[Passage for review]

· · · ·

Factors to consider
Your age and health: Policies cost less if purchased when you’re younger and in good health. If you’re older or have a serious health condition, you may not be able to get coverage — and if you do, you may have to spend considerably more.
The premiums: Will you be able to pay the policy’s premiums — now and in the future — without breaking your budget? Premiums often increase over time, and your income may go down. If you find yourself unable to afford the premiums, you could lose all the money you’ve invested in a policy.
Your income: If you have difficulty paying your bills now or are concerned about paying them in the years ahead, when you may have fewer assets, spending thousands of dollars a year for a long-term care policy might not make sense. If your income is low and you have few assets when you need care, you might quickly qualify for Medicaid. (Medicaid pays for nursing home care; in most states it will also cover a limited amount of at-home care.) Unfortunately, in order to qualify for Medicaid you must first exhaust almost all your resources and meet Medicaid’s other eligibility requirements.

· · · ·

[Problems and tasks]
1. What does Medicaid pay for, according to the passage on factors to weigh before buying long-term care coverage?
2. How would you render this sentence from the passage on long-term care coverage in Spanish: "Premiums often increase over time, and your income may go down."
3. Could you supply what comes next in the passage on factors to weigh before buying long-term care coverage, starting after its final sentence?
You can complete everything here without the records.

· · · ·

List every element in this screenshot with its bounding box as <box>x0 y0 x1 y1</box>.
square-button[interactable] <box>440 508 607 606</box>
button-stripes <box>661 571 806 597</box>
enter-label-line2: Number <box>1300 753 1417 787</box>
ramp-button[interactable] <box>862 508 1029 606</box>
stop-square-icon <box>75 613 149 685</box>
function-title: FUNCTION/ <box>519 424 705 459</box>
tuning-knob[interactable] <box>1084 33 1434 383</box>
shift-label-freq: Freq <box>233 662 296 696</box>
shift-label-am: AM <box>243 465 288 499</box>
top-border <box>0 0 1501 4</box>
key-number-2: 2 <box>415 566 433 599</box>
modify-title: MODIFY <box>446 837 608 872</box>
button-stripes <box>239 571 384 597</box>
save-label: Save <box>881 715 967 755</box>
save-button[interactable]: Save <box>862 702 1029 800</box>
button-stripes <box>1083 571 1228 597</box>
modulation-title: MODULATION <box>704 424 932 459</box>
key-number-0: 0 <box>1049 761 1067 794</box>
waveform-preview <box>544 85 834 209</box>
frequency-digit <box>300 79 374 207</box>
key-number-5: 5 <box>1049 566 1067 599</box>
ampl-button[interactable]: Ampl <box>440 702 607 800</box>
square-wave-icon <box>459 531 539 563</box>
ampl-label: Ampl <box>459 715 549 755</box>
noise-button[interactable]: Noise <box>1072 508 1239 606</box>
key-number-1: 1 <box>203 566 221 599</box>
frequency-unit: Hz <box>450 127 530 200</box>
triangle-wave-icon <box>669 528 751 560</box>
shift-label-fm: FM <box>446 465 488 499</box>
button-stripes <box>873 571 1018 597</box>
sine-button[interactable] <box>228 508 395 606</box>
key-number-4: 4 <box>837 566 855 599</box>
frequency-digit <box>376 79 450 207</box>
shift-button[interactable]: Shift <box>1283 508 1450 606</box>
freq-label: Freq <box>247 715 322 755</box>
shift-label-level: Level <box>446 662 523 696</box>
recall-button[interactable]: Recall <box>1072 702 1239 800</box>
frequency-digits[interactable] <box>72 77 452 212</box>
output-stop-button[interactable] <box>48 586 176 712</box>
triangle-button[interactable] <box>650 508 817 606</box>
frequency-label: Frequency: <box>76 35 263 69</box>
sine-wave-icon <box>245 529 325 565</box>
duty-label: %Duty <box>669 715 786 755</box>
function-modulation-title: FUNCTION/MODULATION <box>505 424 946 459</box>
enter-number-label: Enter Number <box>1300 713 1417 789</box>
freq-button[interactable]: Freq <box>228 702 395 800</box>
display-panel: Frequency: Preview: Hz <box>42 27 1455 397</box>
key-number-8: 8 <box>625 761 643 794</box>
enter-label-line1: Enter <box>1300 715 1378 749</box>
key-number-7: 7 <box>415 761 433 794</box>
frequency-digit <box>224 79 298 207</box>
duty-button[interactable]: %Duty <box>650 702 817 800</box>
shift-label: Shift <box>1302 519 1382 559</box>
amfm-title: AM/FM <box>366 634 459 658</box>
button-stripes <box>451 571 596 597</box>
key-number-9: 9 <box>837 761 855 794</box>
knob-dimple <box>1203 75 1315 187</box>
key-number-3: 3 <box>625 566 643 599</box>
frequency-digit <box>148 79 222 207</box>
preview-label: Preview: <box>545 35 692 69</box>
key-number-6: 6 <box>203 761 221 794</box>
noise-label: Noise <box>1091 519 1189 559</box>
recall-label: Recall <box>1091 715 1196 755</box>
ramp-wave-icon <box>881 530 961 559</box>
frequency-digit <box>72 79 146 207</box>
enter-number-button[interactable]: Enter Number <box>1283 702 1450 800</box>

· · · ·

[Your written answers]
1. Medicaid pays for nursing home care, and in most states it also covers a limited amount of at-home care.

2. Las primas suelen aumentar con el tiempo, y sus ingresos pueden disminuir.

3.
Your support system: You may have family and friends who can provide some of your long-term care should you need it. Think about whether or not you would want their help and how much you can reasonably expect from them.
Your taxes: The benefits paid out through a long-term care policy are generally not taxed as income. Also, most policies sold today are “tax-qualified” by federal standards. This means if you itemize deductions and have medical costs in excess of 7.5 percent of your adjusted gross income you can deduct the value of the premiums from your federal income taxes. The amount of the federal deduction depends on your age. Many states also offer limited tax deductions or credits.